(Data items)
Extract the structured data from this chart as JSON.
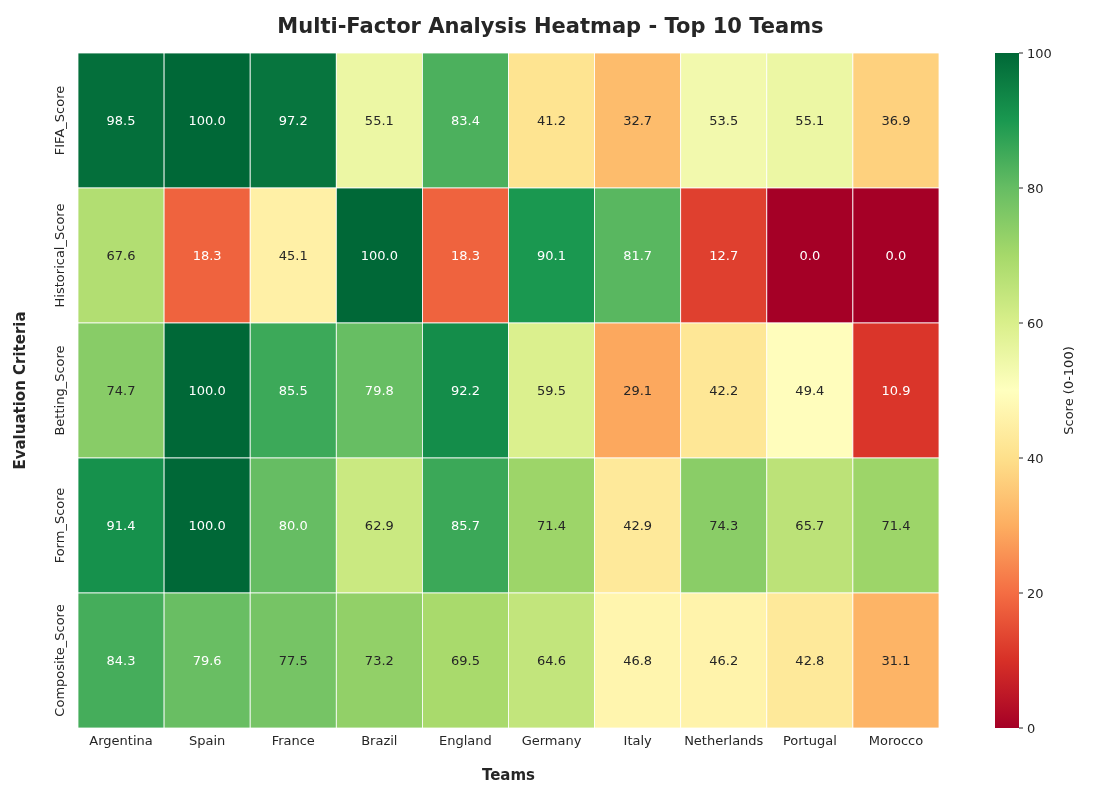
{
  "chart_data": {
    "type": "heatmap",
    "title": "Multi-Factor Analysis Heatmap - Top 10 Teams",
    "xlabel": "Teams",
    "ylabel": "Evaluation Criteria",
    "clabel": "Score (0-100)",
    "categories": [
      "Argentina",
      "Spain",
      "France",
      "Brazil",
      "England",
      "Germany",
      "Italy",
      "Netherlands",
      "Portugal",
      "Morocco"
    ],
    "y_categories": [
      "FIFA_Score",
      "Historical_Score",
      "Betting_Score",
      "Form_Score",
      "Composite_Score"
    ],
    "cells": [
      [
        98.5,
        100.0,
        97.2,
        55.1,
        83.4,
        41.2,
        32.7,
        53.5,
        55.1,
        36.9
      ],
      [
        67.6,
        18.3,
        45.1,
        100.0,
        18.3,
        90.1,
        81.7,
        12.7,
        0.0,
        0.0
      ],
      [
        74.7,
        100.0,
        85.5,
        79.8,
        92.2,
        59.5,
        29.1,
        42.2,
        49.4,
        10.9
      ],
      [
        91.4,
        100.0,
        80.0,
        62.9,
        85.7,
        71.4,
        42.9,
        74.3,
        65.7,
        71.4
      ],
      [
        84.3,
        79.6,
        77.5,
        73.2,
        69.5,
        64.6,
        46.8,
        46.2,
        42.8,
        31.1
      ]
    ],
    "cell_labels": [
      [
        "98.5",
        "100.0",
        "97.2",
        "55.1",
        "83.4",
        "41.2",
        "32.7",
        "53.5",
        "55.1",
        "36.9"
      ],
      [
        "67.6",
        "18.3",
        "45.1",
        "100.0",
        "18.3",
        "90.1",
        "81.7",
        "12.7",
        "0.0",
        "0.0"
      ],
      [
        "74.7",
        "100.0",
        "85.5",
        "79.8",
        "92.2",
        "59.5",
        "29.1",
        "42.2",
        "49.4",
        "10.9"
      ],
      [
        "91.4",
        "100.0",
        "80.0",
        "62.9",
        "85.7",
        "71.4",
        "42.9",
        "74.3",
        "65.7",
        "71.4"
      ],
      [
        "84.3",
        "79.6",
        "77.5",
        "73.2",
        "69.5",
        "64.6",
        "46.8",
        "46.2",
        "42.8",
        "31.1"
      ]
    ],
    "clim": [
      0,
      100
    ],
    "cticks": [
      0,
      20,
      40,
      60,
      80,
      100
    ]
  }
}
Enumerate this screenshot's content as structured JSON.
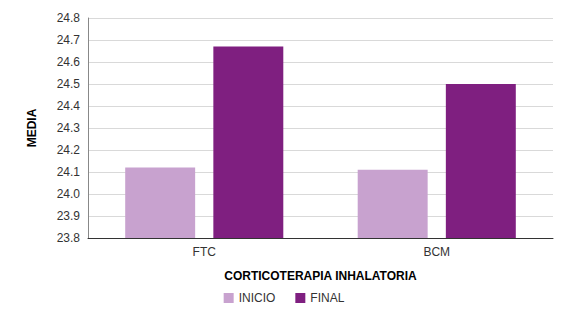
{
  "chart_data": {
    "type": "bar",
    "x_label": "CORTICOTERAPIA INHALATORIA",
    "y_label": "MEDIA",
    "categories": [
      "FTC",
      "BCM"
    ],
    "series": [
      {
        "name": "INICIO",
        "color": "#c8a2cf",
        "values": [
          24.12,
          24.11
        ]
      },
      {
        "name": "FINAL",
        "color": "#7f1f80",
        "values": [
          24.67,
          24.5
        ]
      }
    ],
    "ylim": [
      23.8,
      24.8
    ],
    "yticks": [
      23.8,
      23.9,
      {
        "value": 24,
        "label": "24.0"
      },
      24.1,
      24.2,
      24.3,
      24.4,
      24.5,
      24.6,
      24.7,
      24.8
    ],
    "grid": true,
    "legend": "bottom"
  }
}
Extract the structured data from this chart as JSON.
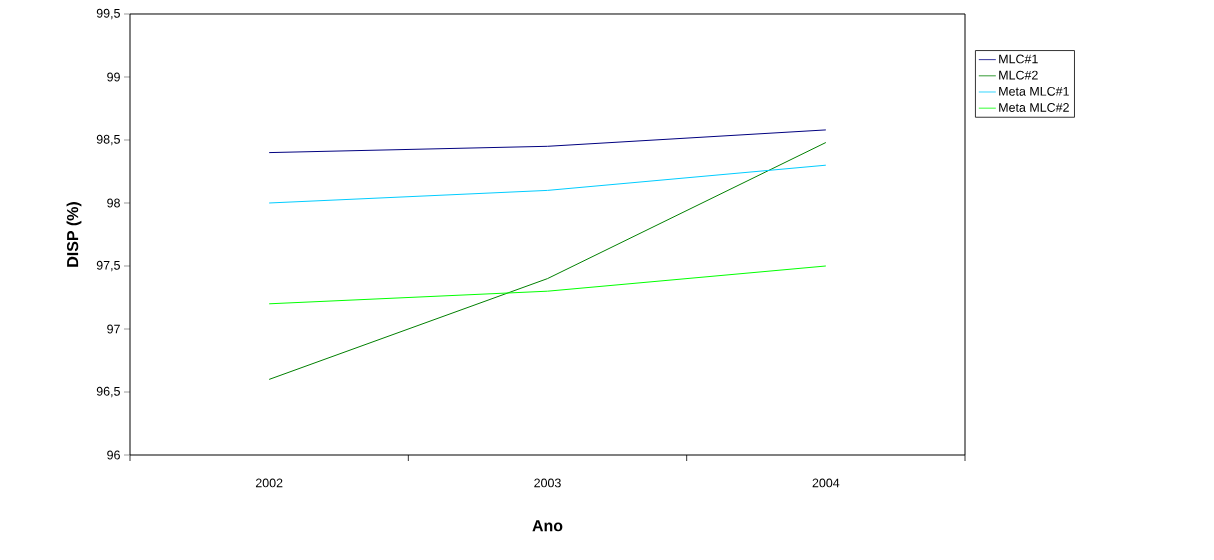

Your instructions –
Copy the listing word for word, excluding its pictures.

Complete answer –
Extract the structured data from this chart as JSON.
{
  "chart_data": {
    "type": "heatmap",
    "title": "Multi-Factor Analysis Heatmap - Top 10 Teams",
    "xlabel": "Teams",
    "ylabel": "Evaluation Criteria",
    "clabel": "Score (0-100)",
    "categories": [
      "Argentina",
      "Spain",
      "France",
      "Brazil",
      "England",
      "Germany",
      "Italy",
      "Netherlands",
      "Portugal",
      "Morocco"
    ],
    "y_categories": [
      "FIFA_Score",
      "Historical_Score",
      "Betting_Score",
      "Form_Score",
      "Composite_Score"
    ],
    "cells": [
      [
        98.5,
        100.0,
        97.2,
        55.1,
        83.4,
        41.2,
        32.7,
        53.5,
        55.1,
        36.9
      ],
      [
        67.6,
        18.3,
        45.1,
        100.0,
        18.3,
        90.1,
        81.7,
        12.7,
        0.0,
        0.0
      ],
      [
        74.7,
        100.0,
        85.5,
        79.8,
        92.2,
        59.5,
        29.1,
        42.2,
        49.4,
        10.9
      ],
      [
        91.4,
        100.0,
        80.0,
        62.9,
        85.7,
        71.4,
        42.9,
        74.3,
        65.7,
        71.4
      ],
      [
        84.3,
        79.6,
        77.5,
        73.2,
        69.5,
        64.6,
        46.8,
        46.2,
        42.8,
        31.1
      ]
    ],
    "cell_labels": [
      [
        "98.5",
        "100.0",
        "97.2",
        "55.1",
        "83.4",
        "41.2",
        "32.7",
        "53.5",
        "55.1",
        "36.9"
      ],
      [
        "67.6",
        "18.3",
        "45.1",
        "100.0",
        "18.3",
        "90.1",
        "81.7",
        "12.7",
        "0.0",
        "0.0"
      ],
      [
        "74.7",
        "100.0",
        "85.5",
        "79.8",
        "92.2",
        "59.5",
        "29.1",
        "42.2",
        "49.4",
        "10.9"
      ],
      [
        "91.4",
        "100.0",
        "80.0",
        "62.9",
        "85.7",
        "71.4",
        "42.9",
        "74.3",
        "65.7",
        "71.4"
      ],
      [
        "84.3",
        "79.6",
        "77.5",
        "73.2",
        "69.5",
        "64.6",
        "46.8",
        "46.2",
        "42.8",
        "31.1"
      ]
    ],
    "clim": [
      0,
      100
    ],
    "cticks": [
      0,
      20,
      40,
      60,
      80,
      100
    ]
  }
}
Enumerate this screenshot's content as structured JSON.
{
  "chart_data": {
    "type": "bar",
    "x_label": "CORTICOTERAPIA INHALATORIA",
    "y_label": "MEDIA",
    "categories": [
      "FTC",
      "BCM"
    ],
    "series": [
      {
        "name": "INICIO",
        "color": "#c8a2cf",
        "values": [
          24.12,
          24.11
        ]
      },
      {
        "name": "FINAL",
        "color": "#7f1f80",
        "values": [
          24.67,
          24.5
        ]
      }
    ],
    "ylim": [
      23.8,
      24.8
    ],
    "yticks": [
      23.8,
      23.9,
      {
        "value": 24,
        "label": "24.0"
      },
      24.1,
      24.2,
      24.3,
      24.4,
      24.5,
      24.6,
      24.7,
      24.8
    ],
    "grid": true,
    "legend": "bottom"
  }
}
Extract the structured data from this chart as JSON.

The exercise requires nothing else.